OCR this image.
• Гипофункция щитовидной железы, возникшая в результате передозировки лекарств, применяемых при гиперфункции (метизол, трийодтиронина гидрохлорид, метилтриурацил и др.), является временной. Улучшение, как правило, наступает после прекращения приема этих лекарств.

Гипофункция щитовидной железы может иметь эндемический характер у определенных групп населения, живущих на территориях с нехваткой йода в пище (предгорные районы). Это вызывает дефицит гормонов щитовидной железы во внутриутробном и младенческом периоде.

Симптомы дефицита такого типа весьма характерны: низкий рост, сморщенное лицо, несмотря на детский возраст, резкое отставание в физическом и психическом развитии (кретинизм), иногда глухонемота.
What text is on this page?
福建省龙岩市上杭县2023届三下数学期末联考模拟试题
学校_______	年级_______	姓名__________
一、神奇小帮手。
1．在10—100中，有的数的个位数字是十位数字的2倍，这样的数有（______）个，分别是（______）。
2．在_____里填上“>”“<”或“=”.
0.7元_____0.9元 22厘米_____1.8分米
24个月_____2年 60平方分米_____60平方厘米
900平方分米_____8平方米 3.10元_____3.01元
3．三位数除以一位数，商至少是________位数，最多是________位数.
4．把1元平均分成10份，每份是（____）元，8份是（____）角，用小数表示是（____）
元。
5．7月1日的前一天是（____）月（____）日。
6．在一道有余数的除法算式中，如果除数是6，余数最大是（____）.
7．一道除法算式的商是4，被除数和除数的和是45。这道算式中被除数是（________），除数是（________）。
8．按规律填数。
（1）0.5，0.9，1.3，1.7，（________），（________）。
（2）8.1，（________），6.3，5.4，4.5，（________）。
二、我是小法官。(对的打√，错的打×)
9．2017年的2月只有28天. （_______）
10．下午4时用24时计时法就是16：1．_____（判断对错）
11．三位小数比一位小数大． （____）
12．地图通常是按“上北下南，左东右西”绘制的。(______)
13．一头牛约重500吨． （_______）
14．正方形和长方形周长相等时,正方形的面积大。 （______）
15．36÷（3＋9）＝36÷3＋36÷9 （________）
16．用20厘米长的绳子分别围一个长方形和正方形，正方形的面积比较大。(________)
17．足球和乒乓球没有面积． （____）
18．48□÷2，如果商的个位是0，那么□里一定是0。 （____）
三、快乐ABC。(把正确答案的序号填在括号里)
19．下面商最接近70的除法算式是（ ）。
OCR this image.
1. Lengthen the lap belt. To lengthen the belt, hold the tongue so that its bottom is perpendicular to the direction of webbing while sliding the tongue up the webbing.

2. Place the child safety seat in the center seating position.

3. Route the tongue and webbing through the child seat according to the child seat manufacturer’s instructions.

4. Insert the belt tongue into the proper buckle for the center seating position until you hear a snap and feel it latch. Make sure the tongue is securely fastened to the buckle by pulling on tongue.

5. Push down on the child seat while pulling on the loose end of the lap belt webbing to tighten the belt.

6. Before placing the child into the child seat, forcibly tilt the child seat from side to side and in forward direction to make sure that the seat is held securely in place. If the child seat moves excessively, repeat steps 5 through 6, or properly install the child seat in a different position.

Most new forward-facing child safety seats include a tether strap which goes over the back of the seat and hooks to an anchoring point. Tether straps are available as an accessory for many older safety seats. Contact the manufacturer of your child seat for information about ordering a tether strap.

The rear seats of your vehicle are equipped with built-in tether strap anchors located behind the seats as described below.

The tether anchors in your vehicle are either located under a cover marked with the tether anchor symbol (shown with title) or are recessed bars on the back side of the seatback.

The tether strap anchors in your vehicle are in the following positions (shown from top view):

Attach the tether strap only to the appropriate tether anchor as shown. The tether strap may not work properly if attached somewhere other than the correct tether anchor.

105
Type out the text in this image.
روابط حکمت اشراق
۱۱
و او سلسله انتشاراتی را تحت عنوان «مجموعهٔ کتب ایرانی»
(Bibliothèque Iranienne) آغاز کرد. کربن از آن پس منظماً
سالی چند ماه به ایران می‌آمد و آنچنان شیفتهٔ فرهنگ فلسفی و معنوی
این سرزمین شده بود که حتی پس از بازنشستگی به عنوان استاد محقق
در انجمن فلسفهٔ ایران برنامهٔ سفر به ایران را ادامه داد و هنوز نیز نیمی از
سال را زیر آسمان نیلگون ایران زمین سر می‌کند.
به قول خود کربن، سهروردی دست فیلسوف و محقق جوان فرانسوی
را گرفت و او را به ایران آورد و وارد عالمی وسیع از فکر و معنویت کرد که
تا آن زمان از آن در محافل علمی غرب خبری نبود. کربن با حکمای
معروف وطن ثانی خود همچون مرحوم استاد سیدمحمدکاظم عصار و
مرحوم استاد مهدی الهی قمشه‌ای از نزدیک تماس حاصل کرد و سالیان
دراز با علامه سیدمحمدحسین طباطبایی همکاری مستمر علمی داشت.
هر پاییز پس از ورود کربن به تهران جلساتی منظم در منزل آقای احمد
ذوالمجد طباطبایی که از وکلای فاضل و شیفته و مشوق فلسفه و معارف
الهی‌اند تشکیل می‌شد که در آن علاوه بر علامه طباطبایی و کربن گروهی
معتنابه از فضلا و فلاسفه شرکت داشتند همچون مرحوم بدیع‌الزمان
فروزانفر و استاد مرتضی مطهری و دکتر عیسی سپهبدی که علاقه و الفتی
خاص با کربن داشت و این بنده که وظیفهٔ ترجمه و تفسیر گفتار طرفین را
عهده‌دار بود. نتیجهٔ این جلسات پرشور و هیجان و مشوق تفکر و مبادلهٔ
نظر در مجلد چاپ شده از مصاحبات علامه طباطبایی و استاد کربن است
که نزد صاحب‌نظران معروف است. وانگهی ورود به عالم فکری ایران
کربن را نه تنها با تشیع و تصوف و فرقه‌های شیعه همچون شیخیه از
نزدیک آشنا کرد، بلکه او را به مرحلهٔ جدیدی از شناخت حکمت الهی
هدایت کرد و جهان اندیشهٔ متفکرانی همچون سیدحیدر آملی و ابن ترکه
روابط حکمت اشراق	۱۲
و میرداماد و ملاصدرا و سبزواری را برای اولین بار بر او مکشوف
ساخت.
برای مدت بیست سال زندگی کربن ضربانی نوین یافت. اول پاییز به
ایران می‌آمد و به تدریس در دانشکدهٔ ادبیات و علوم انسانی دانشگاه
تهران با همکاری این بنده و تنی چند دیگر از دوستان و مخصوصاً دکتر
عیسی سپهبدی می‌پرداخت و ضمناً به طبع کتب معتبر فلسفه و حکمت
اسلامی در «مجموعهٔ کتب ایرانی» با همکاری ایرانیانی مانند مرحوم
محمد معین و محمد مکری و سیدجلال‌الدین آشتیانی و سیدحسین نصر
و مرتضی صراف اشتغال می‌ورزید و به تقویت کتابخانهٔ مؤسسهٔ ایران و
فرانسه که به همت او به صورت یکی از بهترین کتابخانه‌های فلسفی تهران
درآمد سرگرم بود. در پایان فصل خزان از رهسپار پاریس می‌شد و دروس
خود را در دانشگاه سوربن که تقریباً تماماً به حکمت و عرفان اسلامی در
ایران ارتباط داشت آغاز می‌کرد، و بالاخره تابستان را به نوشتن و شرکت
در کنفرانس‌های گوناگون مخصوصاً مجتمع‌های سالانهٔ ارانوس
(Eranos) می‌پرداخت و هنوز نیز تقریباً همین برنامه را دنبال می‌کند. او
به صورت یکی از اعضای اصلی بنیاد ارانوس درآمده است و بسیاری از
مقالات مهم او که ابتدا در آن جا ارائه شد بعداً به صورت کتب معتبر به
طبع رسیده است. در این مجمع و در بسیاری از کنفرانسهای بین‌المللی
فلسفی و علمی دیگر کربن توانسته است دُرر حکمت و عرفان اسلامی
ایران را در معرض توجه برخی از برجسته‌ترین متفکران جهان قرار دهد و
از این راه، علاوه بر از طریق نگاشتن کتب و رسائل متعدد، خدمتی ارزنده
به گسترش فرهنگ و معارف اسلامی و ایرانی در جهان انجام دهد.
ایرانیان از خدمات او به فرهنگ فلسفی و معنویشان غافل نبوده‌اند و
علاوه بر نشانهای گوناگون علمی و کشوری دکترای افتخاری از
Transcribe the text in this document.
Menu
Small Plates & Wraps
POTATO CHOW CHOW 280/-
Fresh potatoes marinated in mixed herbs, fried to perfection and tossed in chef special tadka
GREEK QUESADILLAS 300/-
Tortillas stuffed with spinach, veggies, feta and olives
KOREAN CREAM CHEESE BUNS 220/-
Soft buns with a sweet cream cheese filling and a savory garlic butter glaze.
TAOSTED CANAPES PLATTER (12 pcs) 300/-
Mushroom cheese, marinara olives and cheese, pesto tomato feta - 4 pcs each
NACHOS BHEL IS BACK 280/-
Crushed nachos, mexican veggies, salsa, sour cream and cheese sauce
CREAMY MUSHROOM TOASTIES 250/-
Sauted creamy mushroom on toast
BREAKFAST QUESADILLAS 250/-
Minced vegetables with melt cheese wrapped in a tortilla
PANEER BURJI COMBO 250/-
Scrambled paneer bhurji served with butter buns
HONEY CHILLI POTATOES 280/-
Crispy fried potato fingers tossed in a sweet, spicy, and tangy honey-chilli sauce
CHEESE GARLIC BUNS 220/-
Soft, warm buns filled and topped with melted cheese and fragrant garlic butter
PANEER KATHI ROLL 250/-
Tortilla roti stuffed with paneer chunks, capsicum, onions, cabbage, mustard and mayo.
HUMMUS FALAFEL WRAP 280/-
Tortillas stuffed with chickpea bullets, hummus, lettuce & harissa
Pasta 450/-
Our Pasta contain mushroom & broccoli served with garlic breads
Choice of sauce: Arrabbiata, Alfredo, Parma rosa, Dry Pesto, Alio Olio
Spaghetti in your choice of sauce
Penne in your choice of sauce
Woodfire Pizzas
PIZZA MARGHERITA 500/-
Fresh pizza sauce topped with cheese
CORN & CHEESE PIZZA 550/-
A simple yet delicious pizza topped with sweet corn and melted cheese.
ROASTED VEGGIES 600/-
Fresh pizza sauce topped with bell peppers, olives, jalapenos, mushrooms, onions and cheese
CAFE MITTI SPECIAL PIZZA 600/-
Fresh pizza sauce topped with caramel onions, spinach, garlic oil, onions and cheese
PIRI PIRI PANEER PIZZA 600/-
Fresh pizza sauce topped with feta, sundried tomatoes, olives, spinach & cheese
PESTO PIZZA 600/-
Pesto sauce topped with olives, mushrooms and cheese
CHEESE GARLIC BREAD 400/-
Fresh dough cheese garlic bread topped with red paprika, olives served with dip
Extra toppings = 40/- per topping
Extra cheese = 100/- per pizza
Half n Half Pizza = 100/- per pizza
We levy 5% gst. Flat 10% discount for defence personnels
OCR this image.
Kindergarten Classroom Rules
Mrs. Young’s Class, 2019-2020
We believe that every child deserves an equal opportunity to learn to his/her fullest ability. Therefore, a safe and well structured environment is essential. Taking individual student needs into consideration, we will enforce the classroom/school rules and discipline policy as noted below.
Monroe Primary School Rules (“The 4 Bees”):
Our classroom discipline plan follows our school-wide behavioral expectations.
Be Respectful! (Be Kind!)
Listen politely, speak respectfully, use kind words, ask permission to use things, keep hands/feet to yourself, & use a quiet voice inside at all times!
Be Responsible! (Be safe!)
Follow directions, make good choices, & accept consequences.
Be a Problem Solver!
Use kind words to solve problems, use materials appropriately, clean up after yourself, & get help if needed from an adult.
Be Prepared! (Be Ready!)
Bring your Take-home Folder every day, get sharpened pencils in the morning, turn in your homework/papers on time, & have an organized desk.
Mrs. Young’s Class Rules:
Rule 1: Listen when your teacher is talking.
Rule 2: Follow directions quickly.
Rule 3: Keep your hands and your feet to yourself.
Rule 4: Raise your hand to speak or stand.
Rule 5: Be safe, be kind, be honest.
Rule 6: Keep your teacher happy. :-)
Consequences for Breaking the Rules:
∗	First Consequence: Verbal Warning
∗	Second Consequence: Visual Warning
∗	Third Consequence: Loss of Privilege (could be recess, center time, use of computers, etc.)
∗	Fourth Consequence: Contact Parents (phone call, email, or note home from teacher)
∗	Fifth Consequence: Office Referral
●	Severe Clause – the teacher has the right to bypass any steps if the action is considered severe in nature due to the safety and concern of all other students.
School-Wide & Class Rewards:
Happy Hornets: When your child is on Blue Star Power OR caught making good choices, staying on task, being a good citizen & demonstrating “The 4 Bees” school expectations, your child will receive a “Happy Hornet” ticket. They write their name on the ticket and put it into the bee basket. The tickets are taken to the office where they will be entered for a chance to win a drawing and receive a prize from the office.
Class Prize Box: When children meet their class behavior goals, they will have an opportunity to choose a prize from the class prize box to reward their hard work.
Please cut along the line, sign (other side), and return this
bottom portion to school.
○ ○ ○
### [The task]
Provide the count, and nothing else, of lines in the data above where the word "فلسفه" occurs.

### [Exercise solution]
3